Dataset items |
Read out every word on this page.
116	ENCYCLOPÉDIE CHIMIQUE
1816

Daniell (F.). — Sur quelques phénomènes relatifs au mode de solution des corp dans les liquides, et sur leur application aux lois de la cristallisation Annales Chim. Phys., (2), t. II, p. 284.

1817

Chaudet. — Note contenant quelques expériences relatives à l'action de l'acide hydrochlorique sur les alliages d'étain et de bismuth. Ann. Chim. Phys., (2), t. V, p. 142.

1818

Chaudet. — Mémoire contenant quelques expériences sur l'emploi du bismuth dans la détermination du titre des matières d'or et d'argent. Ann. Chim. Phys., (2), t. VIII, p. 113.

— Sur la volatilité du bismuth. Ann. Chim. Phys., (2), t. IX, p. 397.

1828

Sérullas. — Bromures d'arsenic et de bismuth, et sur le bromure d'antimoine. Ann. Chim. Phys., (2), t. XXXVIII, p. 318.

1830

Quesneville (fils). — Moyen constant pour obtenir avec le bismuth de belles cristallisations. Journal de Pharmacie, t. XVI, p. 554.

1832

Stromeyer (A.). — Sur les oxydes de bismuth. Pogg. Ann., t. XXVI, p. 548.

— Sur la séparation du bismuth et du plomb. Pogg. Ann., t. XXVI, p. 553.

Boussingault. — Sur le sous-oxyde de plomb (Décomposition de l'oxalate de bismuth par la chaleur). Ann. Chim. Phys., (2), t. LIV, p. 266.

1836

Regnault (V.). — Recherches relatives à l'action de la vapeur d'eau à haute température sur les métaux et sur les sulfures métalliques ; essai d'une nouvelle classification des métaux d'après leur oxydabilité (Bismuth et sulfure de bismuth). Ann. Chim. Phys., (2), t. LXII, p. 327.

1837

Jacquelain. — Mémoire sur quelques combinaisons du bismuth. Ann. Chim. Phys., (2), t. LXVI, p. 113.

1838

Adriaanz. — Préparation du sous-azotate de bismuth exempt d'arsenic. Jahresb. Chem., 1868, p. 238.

Directions |
Please reproduce the entire listing, exactly as shown.

Output below |
Read out every word on this page.
116	ENCYCLOPÉDIE CHIMIQUE
1816

Daniell (F.). — Sur quelques phénomènes relatifs au mode de solution des corp dans les liquides, et sur leur application aux lois de la cristallisation Annales Chim. Phys., (2), t. II, p. 284.

1817

Chaudet. — Note contenant quelques expériences relatives à l'action de l'acide hydrochlorique sur les alliages d'étain et de bismuth. Ann. Chim. Phys., (2), t. V, p. 142.

1818

Chaudet. — Mémoire contenant quelques expériences sur l'emploi du bismuth dans la détermination du titre des matières d'or et d'argent. Ann. Chim. Phys., (2), t. VIII, p. 113.

— Sur la volatilité du bismuth. Ann. Chim. Phys., (2), t. IX, p. 397.

1828

Sérullas. — Bromures d'arsenic et de bismuth, et sur le bromure d'antimoine. Ann. Chim. Phys., (2), t. XXXVIII, p. 318.

1830

Quesneville (fils). — Moyen constant pour obtenir avec le bismuth de belles cristallisations. Journal de Pharmacie, t. XVI, p. 554.

1832

Stromeyer (A.). — Sur les oxydes de bismuth. Pogg. Ann., t. XXVI, p. 548.

— Sur la séparation du bismuth et du plomb. Pogg. Ann., t. XXVI, p. 553.

Boussingault. — Sur le sous-oxyde de plomb (Décomposition de l'oxalate de bismuth par la chaleur). Ann. Chim. Phys., (2), t. LIV, p. 266.

1836

Regnault (V.). — Recherches relatives à l'action de la vapeur d'eau à haute température sur les métaux et sur les sulfures métalliques ; essai d'une nouvelle classification des métaux d'après leur oxydabilité (Bismuth et sulfure de bismuth). Ann. Chim. Phys., (2), t. LXII, p. 327.

1837

Jacquelain. — Mémoire sur quelques combinaisons du bismuth. Ann. Chim. Phys., (2), t. LXVI, p. 113.

1838

Adriaanz. — Préparation du sous-azotate de bismuth exempt d'arsenic. Jahresb. Chem., 1868, p. 238.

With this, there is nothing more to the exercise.